Find how many lines in the data below mention "Jours". Give the number only.

[Start Given data]

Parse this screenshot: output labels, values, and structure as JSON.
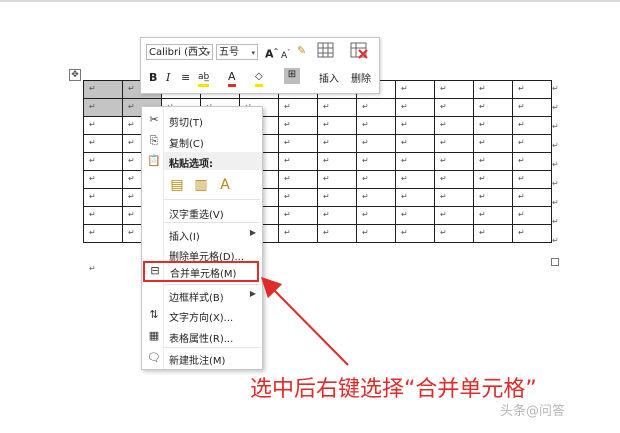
{
  "table": {
    "rows": 9,
    "cols": 12,
    "cell_mark": "↵",
    "selected_cells": [
      [
        0,
        0
      ],
      [
        0,
        1
      ],
      [
        1,
        0
      ],
      [
        1,
        1
      ]
    ]
  },
  "mini_toolbar": {
    "font_name": "Calibri (西文",
    "font_size": "五号",
    "bold": "B",
    "italic": "I",
    "insert_label": "插入",
    "delete_label": "删除"
  },
  "context_menu": {
    "cut": "剪切(T)",
    "copy": "复制(C)",
    "paste_options": "粘贴选项:",
    "reconvert": "汉字重选(V)",
    "insert": "插入(I)",
    "delete_cells": "删除单元格(D)...",
    "merge_cells": "合并单元格(M)",
    "border_styles": "边框样式(B)",
    "text_direction": "文字方向(X)...",
    "table_properties": "表格属性(R)...",
    "new_comment": "新建批注(M)"
  },
  "caption": "选中后右键选择“合并单元格”",
  "watermark": "头条@问答",
  "colors": {
    "accent_red": "#e02b2b",
    "selection_gray": "#c4c4c4"
  }
}
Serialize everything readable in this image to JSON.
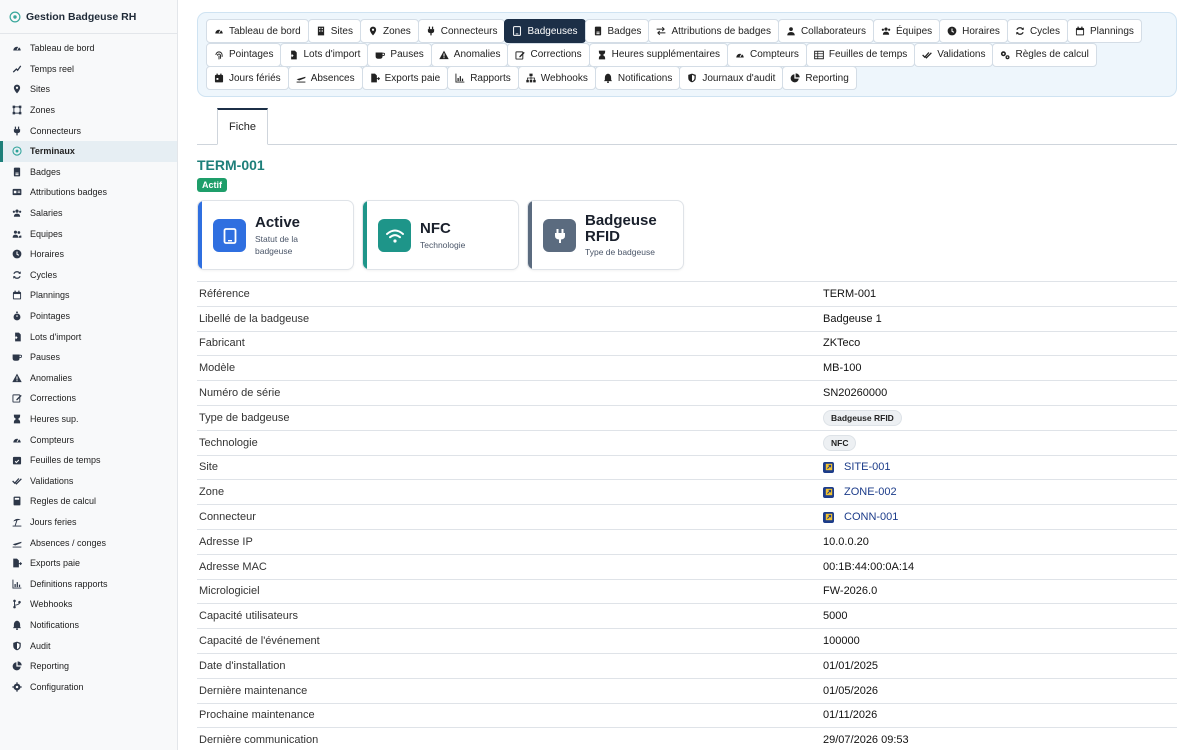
{
  "app": {
    "title": "Gestion Badgeuse RH",
    "brand_icon": "brain-icon"
  },
  "sidebar": {
    "items": [
      {
        "label": "Tableau de bord",
        "icon": "gauge-icon"
      },
      {
        "label": "Temps reel",
        "icon": "signal-icon"
      },
      {
        "label": "Sites",
        "icon": "map-pin-icon"
      },
      {
        "label": "Zones",
        "icon": "vector-square-icon"
      },
      {
        "label": "Connecteurs",
        "icon": "plug-icon"
      },
      {
        "label": "Terminaux",
        "icon": "brain-icon",
        "active": true
      },
      {
        "label": "Badges",
        "icon": "id-badge-icon"
      },
      {
        "label": "Attributions badges",
        "icon": "id-card-icon"
      },
      {
        "label": "Salaries",
        "icon": "users-icon"
      },
      {
        "label": "Equipes",
        "icon": "user-group-icon"
      },
      {
        "label": "Horaires",
        "icon": "clock-icon"
      },
      {
        "label": "Cycles",
        "icon": "sync-icon"
      },
      {
        "label": "Plannings",
        "icon": "calendar-icon"
      },
      {
        "label": "Pointages",
        "icon": "stopwatch-icon"
      },
      {
        "label": "Lots d'import",
        "icon": "file-import-icon"
      },
      {
        "label": "Pauses",
        "icon": "mug-icon"
      },
      {
        "label": "Anomalies",
        "icon": "warning-icon"
      },
      {
        "label": "Corrections",
        "icon": "edit-icon"
      },
      {
        "label": "Heures sup.",
        "icon": "hourglass-icon"
      },
      {
        "label": "Compteurs",
        "icon": "gauge-icon"
      },
      {
        "label": "Feuilles de temps",
        "icon": "calendar-check-icon"
      },
      {
        "label": "Validations",
        "icon": "check-double-icon"
      },
      {
        "label": "Regles de calcul",
        "icon": "calculator-icon"
      },
      {
        "label": "Jours feries",
        "icon": "umbrella-beach-icon"
      },
      {
        "label": "Absences / conges",
        "icon": "plane-icon"
      },
      {
        "label": "Exports paie",
        "icon": "file-export-icon"
      },
      {
        "label": "Definitions rapports",
        "icon": "chart-bar-icon"
      },
      {
        "label": "Webhooks",
        "icon": "code-branch-icon"
      },
      {
        "label": "Notifications",
        "icon": "bell-icon"
      },
      {
        "label": "Audit",
        "icon": "shield-icon"
      },
      {
        "label": "Reporting",
        "icon": "chart-pie-icon"
      },
      {
        "label": "Configuration",
        "icon": "gear-icon"
      }
    ]
  },
  "tabs": {
    "rows": [
      [
        {
          "label": "Tableau de bord",
          "icon": "gauge-icon"
        },
        {
          "label": "Sites",
          "icon": "building-icon"
        },
        {
          "label": "Zones",
          "icon": "map-pin-icon"
        },
        {
          "label": "Connecteurs",
          "icon": "plug-icon"
        },
        {
          "label": "Badgeuses",
          "icon": "tablet-icon",
          "active": true
        },
        {
          "label": "Badges",
          "icon": "id-badge-icon"
        },
        {
          "label": "Attributions de badges",
          "icon": "exchange-icon"
        },
        {
          "label": "Collaborateurs",
          "icon": "user-icon"
        },
        {
          "label": "Équipes",
          "icon": "users-icon"
        },
        {
          "label": "Horaires",
          "icon": "clock-icon"
        },
        {
          "label": "Cycles",
          "icon": "sync-icon"
        },
        {
          "label": "Plannings",
          "icon": "calendar-icon"
        }
      ],
      [
        {
          "label": "Pointages",
          "icon": "fingerprint-icon"
        },
        {
          "label": "Lots d'import",
          "icon": "file-import-icon"
        },
        {
          "label": "Pauses",
          "icon": "mug-icon"
        },
        {
          "label": "Anomalies",
          "icon": "warning-icon"
        },
        {
          "label": "Corrections",
          "icon": "edit-icon"
        },
        {
          "label": "Heures supplémentaires",
          "icon": "hourglass-icon"
        },
        {
          "label": "Compteurs",
          "icon": "gauge-icon"
        },
        {
          "label": "Feuilles de temps",
          "icon": "table-icon"
        },
        {
          "label": "Validations",
          "icon": "check-double-icon"
        },
        {
          "label": "Règles de calcul",
          "icon": "gears-icon"
        }
      ],
      [
        {
          "label": "Jours fériés",
          "icon": "calendar-day-icon"
        },
        {
          "label": "Absences",
          "icon": "plane-icon"
        },
        {
          "label": "Exports paie",
          "icon": "file-export-icon"
        },
        {
          "label": "Rapports",
          "icon": "chart-bar-icon"
        },
        {
          "label": "Webhooks",
          "icon": "sitemap-icon"
        },
        {
          "label": "Notifications",
          "icon": "bell-icon"
        },
        {
          "label": "Journaux d'audit",
          "icon": "shield-icon"
        },
        {
          "label": "Reporting",
          "icon": "chart-pie-icon"
        }
      ]
    ]
  },
  "subtab": {
    "label": "Fiche"
  },
  "record": {
    "title": "TERM-001",
    "status": "Actif"
  },
  "cards": [
    {
      "value": "Active",
      "subtitle": "Statut de la badgeuse",
      "icon": "tablet-icon"
    },
    {
      "value": "NFC",
      "subtitle": "Technologie",
      "icon": "wifi-icon"
    },
    {
      "value": "Badgeuse RFID",
      "subtitle": "Type de badgeuse",
      "icon": "plug-icon"
    }
  ],
  "details": [
    {
      "label": "Référence",
      "value": "TERM-001"
    },
    {
      "label": "Libellé de la badgeuse",
      "value": "Badgeuse 1"
    },
    {
      "label": "Fabricant",
      "value": "ZKTeco"
    },
    {
      "label": "Modèle",
      "value": "MB-100"
    },
    {
      "label": "Numéro de série",
      "value": "SN20260000"
    },
    {
      "label": "Type de badgeuse",
      "value": "Badgeuse RFID",
      "kind": "pill"
    },
    {
      "label": "Technologie",
      "value": "NFC",
      "kind": "pill"
    },
    {
      "label": "Site",
      "value": "SITE-001",
      "kind": "link"
    },
    {
      "label": "Zone",
      "value": "ZONE-002",
      "kind": "link"
    },
    {
      "label": "Connecteur",
      "value": "CONN-001",
      "kind": "link"
    },
    {
      "label": "Adresse IP",
      "value": "10.0.0.20"
    },
    {
      "label": "Adresse MAC",
      "value": "00:1B:44:00:0A:14"
    },
    {
      "label": "Micrologiciel",
      "value": "FW-2026.0"
    },
    {
      "label": "Capacité utilisateurs",
      "value": "5000"
    },
    {
      "label": "Capacité de l'événement",
      "value": "100000"
    },
    {
      "label": "Date d'installation",
      "value": "01/01/2025"
    },
    {
      "label": "Dernière maintenance",
      "value": "01/05/2026"
    },
    {
      "label": "Prochaine maintenance",
      "value": "01/11/2026"
    },
    {
      "label": "Dernière communication",
      "value": "29/07/2026 09:53"
    }
  ],
  "colors": {
    "accent": "#1e7f7a",
    "active_tab": "#1c2f47",
    "status_green": "#1e9e6a",
    "link": "#1c3c8a"
  }
}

[End Given data]

Response to this exercise: 2